### Exercise instructions
Look through the material below. Copy each line that contains the string "structured".

[start]

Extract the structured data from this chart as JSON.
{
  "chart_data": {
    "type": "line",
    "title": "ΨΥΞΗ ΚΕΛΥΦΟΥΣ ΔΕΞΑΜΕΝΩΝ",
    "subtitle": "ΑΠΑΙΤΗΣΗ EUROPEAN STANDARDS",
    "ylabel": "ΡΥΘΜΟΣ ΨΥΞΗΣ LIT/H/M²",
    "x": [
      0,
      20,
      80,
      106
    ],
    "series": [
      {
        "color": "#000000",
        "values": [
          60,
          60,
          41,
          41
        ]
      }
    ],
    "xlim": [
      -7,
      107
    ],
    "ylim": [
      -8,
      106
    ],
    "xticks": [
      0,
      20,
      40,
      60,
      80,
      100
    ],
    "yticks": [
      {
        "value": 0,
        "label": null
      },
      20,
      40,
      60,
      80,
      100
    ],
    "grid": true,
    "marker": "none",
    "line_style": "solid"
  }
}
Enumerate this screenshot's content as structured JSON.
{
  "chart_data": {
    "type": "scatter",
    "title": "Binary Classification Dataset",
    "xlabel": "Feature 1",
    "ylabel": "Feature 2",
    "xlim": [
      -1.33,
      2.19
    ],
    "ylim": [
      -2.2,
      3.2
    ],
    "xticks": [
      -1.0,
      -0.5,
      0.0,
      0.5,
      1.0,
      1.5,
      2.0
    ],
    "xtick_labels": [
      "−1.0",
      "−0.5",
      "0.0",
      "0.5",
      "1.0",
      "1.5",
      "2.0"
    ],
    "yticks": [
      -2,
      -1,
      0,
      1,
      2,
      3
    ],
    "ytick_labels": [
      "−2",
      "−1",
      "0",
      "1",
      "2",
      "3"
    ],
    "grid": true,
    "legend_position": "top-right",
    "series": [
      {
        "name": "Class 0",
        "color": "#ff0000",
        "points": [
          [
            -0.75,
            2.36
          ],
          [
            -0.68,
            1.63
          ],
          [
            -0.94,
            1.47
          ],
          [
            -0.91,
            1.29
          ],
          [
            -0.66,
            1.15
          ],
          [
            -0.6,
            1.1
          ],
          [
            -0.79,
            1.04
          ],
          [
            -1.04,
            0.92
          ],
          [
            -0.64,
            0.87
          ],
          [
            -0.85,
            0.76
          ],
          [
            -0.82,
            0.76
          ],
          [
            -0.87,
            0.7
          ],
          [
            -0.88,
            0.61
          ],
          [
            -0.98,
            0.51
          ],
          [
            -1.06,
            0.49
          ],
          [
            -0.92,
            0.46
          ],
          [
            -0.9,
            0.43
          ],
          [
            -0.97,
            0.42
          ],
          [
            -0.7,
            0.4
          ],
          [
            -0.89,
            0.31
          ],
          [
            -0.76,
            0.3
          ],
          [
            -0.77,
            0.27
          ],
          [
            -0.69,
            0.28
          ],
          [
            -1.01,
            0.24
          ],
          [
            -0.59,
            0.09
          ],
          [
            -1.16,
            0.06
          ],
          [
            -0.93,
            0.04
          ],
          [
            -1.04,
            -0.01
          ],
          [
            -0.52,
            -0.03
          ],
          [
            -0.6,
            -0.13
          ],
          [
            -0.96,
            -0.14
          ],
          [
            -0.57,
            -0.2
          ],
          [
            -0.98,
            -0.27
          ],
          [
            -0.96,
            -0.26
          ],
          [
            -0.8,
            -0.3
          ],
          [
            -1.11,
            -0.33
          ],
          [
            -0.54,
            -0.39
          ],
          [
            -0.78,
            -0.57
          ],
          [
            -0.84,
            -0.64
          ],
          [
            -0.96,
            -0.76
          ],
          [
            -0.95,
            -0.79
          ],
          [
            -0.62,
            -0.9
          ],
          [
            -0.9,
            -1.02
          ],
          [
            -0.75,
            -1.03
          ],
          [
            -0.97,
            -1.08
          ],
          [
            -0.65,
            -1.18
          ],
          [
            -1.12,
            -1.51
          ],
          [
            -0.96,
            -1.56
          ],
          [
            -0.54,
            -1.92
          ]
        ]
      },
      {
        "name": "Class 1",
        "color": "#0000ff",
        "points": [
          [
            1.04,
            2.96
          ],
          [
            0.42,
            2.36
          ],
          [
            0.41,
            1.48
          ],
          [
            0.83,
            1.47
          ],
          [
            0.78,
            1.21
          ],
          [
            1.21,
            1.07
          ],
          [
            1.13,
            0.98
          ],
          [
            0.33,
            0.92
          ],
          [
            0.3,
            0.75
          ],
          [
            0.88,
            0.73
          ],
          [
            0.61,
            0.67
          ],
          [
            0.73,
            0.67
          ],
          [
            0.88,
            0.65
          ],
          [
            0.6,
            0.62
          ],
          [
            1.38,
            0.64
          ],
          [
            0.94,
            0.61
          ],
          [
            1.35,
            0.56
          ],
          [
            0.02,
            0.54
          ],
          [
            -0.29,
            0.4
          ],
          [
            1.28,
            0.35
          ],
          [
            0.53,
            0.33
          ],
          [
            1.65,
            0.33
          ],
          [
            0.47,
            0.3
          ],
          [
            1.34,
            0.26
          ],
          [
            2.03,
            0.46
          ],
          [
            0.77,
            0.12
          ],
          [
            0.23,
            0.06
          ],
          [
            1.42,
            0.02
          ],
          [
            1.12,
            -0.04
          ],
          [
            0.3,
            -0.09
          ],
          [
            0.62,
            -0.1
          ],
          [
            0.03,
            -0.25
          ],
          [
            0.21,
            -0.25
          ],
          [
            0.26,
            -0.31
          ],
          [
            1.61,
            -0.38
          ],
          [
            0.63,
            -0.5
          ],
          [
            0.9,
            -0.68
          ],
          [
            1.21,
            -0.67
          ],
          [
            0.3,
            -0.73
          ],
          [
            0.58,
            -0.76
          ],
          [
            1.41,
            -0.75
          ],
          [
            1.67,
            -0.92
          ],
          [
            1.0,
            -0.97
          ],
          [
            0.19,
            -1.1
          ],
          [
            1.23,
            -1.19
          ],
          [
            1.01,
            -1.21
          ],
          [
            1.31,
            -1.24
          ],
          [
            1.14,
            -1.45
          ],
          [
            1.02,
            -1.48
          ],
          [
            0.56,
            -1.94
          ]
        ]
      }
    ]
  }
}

[end]

### Expected answer
Extract the structured data from this chart as JSON.
Enumerate this screenshot's content as structured JSON.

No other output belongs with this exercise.